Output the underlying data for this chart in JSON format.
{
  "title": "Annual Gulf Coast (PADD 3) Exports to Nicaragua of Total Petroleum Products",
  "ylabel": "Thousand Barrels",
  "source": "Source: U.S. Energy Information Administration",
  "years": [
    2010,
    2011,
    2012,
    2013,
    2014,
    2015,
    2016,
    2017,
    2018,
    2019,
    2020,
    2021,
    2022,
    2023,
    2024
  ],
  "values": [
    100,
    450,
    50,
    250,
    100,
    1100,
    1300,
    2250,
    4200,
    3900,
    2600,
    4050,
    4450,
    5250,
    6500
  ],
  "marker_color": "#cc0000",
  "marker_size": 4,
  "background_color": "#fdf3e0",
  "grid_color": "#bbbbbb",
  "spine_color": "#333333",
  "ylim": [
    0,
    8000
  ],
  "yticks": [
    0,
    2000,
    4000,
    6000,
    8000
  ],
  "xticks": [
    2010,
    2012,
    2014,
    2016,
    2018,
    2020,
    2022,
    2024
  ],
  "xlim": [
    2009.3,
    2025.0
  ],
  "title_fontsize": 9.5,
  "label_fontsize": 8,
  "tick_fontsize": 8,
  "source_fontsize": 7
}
▬▬▬
→ **What to do**
Copy out the full set of records precisely, leaving nothing out.

→ **Complete answer**
Output the underlying data for this chart in JSON format.
{
  "title": "Annual Gulf Coast (PADD 3) Exports to Nicaragua of Total Petroleum Products",
  "ylabel": "Thousand Barrels",
  "source": "Source: U.S. Energy Information Administration",
  "years": [
    2010,
    2011,
    2012,
    2013,
    2014,
    2015,
    2016,
    2017,
    2018,
    2019,
    2020,
    2021,
    2022,
    2023,
    2024
  ],
  "values": [
    100,
    450,
    50,
    250,
    100,
    1100,
    1300,
    2250,
    4200,
    3900,
    2600,
    4050,
    4450,
    5250,
    6500
  ],
  "marker_color": "#cc0000",
  "marker_size": 4,
  "background_color": "#fdf3e0",
  "grid_color": "#bbbbbb",
  "spine_color": "#333333",
  "ylim": [
    0,
    8000
  ],
  "yticks": [
    0,
    2000,
    4000,
    6000,
    8000
  ],
  "xticks": [
    2010,
    2012,
    2014,
    2016,
    2018,
    2020,
    2022,
    2024
  ],
  "xlim": [
    2009.3,
    2025.0
  ],
  "title_fontsize": 9.5,
  "label_fontsize": 8,
  "tick_fontsize": 8,
  "source_fontsize": 7
}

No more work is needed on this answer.